[start of Material for this task]

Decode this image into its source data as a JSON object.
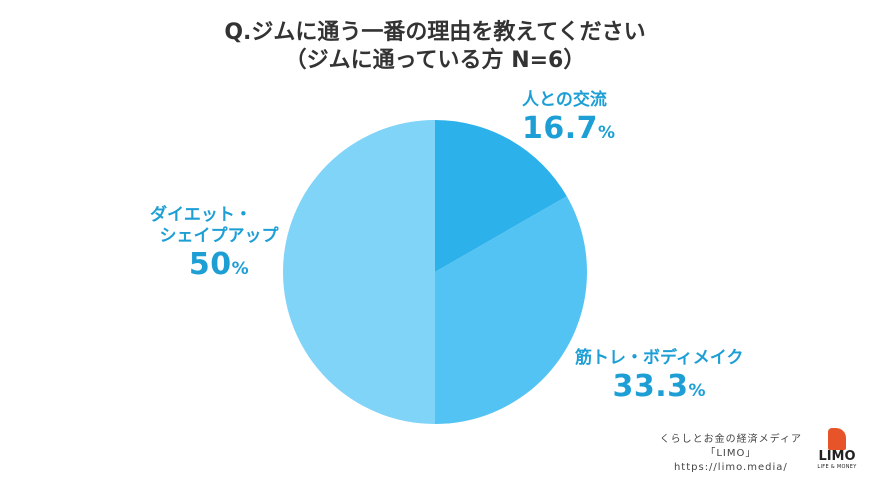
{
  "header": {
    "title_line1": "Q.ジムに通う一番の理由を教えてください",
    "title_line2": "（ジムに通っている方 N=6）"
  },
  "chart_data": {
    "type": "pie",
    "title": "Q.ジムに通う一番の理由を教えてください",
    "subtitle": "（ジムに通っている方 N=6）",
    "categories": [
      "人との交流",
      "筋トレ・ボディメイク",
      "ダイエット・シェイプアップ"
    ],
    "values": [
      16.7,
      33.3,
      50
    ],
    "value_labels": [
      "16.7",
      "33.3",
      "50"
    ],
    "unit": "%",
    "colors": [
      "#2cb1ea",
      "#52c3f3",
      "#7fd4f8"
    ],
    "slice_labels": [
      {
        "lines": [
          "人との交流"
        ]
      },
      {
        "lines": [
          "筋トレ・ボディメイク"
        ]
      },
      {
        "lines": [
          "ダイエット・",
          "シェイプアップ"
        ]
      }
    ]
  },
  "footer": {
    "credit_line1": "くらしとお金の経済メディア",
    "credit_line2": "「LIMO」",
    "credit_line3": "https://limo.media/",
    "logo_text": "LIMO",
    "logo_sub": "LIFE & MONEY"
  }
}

[end of Material for this task]
[start of Material for this task]

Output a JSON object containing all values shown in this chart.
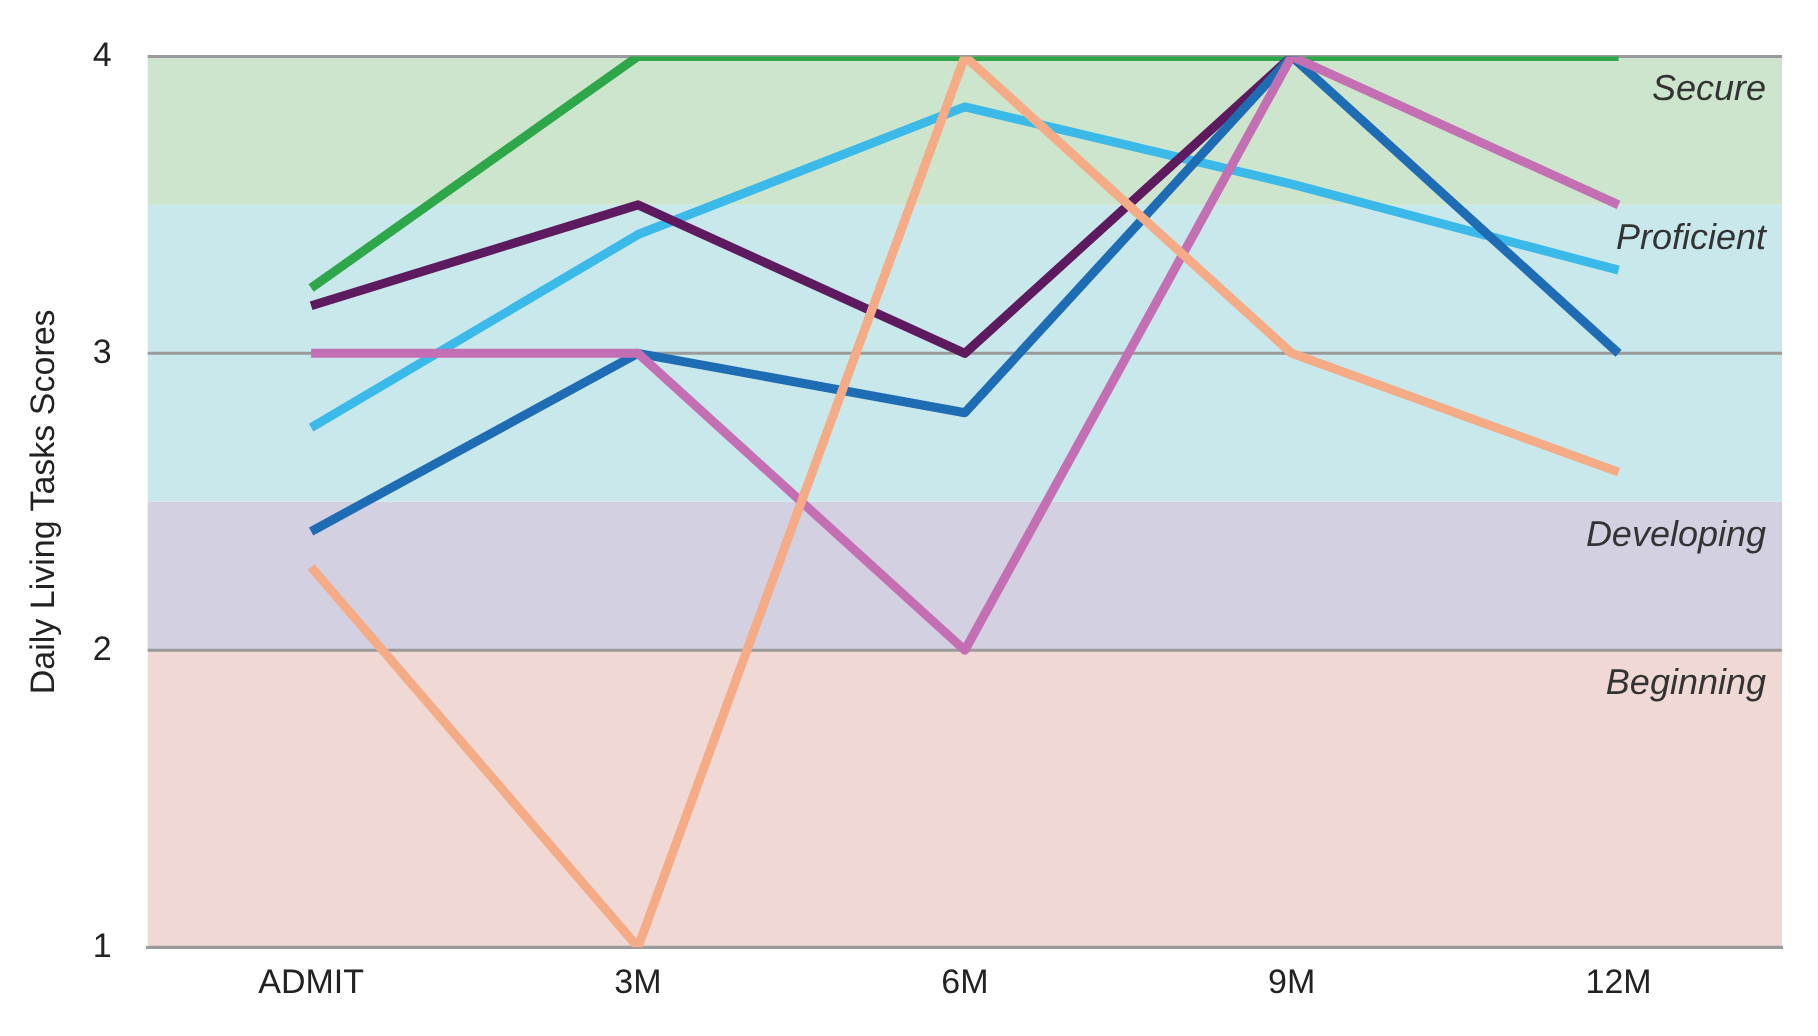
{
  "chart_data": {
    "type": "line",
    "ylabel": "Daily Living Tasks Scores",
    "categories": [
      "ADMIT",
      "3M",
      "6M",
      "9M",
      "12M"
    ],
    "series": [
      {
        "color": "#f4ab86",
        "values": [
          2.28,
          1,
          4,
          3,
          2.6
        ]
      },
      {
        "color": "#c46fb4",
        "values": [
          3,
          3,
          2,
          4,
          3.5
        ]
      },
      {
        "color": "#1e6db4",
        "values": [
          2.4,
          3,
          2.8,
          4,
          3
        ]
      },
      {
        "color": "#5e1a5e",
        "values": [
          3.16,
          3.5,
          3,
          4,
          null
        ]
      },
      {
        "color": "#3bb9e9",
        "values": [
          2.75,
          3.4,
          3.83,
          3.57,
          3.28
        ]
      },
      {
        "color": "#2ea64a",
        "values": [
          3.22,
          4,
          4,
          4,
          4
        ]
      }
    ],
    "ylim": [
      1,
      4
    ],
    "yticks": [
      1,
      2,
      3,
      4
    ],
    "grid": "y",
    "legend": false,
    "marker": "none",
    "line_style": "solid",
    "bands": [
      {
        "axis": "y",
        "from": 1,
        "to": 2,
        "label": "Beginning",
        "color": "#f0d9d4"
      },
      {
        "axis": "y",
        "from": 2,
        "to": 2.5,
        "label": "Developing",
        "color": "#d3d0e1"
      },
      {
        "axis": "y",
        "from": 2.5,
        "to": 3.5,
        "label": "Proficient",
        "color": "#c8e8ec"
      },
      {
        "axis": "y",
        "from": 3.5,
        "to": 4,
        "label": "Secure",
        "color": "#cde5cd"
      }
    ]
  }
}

[end of Material for this task]
[start of Material for this task]

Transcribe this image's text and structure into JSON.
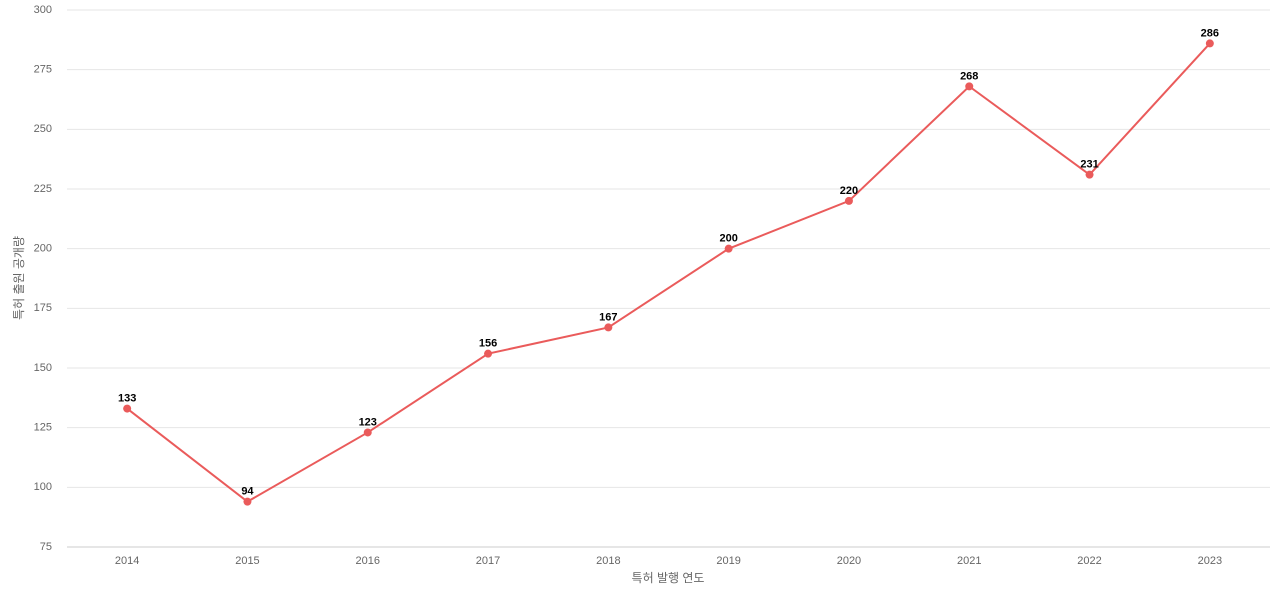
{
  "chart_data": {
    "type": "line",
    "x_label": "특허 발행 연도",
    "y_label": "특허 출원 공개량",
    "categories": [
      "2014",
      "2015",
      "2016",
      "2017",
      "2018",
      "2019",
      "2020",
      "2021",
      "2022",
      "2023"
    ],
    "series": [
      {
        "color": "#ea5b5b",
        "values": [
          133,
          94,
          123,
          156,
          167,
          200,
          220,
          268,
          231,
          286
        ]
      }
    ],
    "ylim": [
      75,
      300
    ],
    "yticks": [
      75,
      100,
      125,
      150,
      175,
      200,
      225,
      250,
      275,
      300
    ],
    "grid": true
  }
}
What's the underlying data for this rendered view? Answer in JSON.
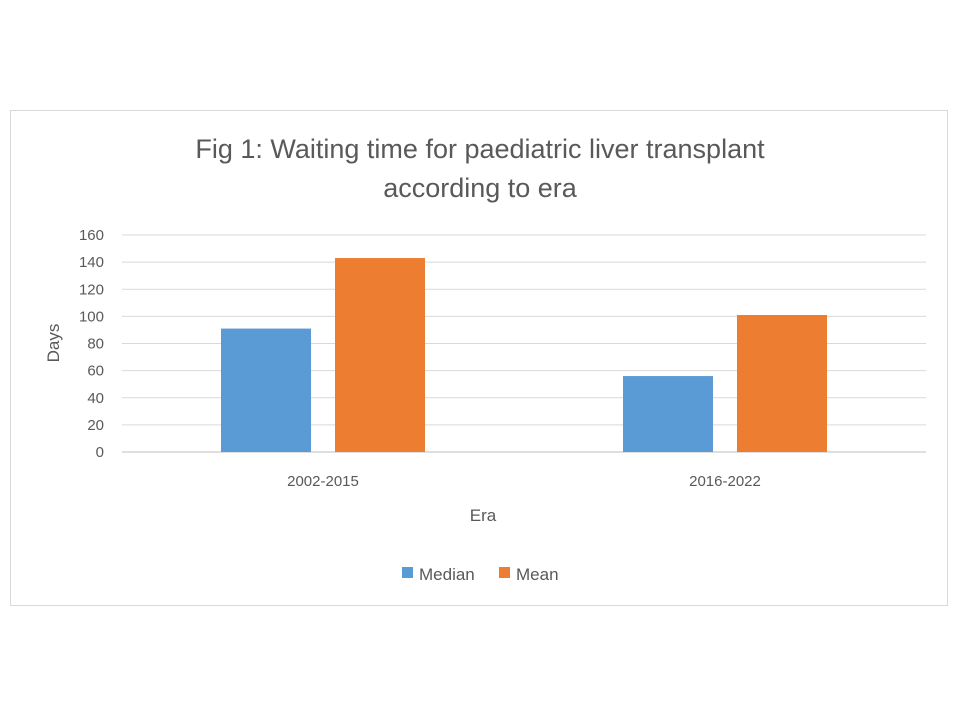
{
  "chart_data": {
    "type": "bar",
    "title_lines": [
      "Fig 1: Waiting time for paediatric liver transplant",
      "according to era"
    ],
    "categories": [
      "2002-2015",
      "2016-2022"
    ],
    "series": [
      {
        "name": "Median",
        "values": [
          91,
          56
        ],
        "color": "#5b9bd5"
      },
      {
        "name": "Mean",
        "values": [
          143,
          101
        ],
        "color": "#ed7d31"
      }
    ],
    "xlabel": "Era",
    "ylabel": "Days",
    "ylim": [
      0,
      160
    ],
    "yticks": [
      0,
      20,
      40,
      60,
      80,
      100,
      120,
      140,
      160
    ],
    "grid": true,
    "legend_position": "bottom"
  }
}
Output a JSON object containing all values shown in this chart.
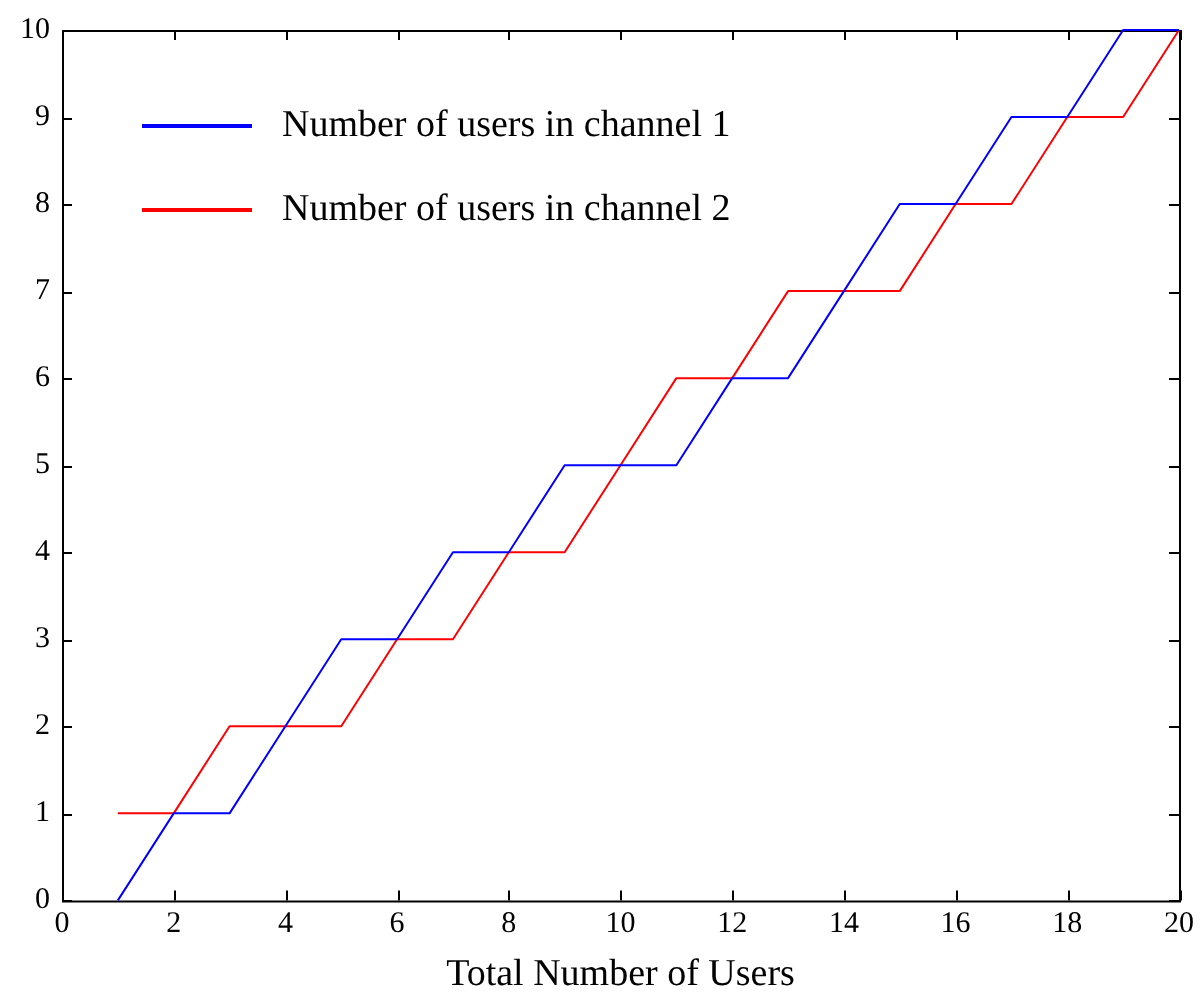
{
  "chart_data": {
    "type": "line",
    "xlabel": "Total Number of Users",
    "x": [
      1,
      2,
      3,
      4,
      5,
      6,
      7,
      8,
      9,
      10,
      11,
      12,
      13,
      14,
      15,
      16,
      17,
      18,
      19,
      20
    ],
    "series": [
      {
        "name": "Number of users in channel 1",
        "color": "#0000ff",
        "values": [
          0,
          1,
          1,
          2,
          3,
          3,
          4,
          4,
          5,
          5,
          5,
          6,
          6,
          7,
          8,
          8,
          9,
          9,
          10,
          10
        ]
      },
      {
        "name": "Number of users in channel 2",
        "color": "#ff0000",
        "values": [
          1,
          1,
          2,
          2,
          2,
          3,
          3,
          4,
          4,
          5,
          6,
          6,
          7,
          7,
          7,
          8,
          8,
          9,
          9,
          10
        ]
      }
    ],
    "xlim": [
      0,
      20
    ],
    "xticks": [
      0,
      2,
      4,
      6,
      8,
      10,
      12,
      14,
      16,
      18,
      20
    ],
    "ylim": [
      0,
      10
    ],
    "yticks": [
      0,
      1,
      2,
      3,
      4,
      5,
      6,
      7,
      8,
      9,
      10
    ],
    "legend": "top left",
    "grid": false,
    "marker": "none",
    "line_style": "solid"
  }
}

[end of Material for this task]

Required work:
Copy each line above that contains the string "ylabel".

Result of the task:
    "ylabel": "Daily Living Tasks Scores",
    "ylabel": "Days",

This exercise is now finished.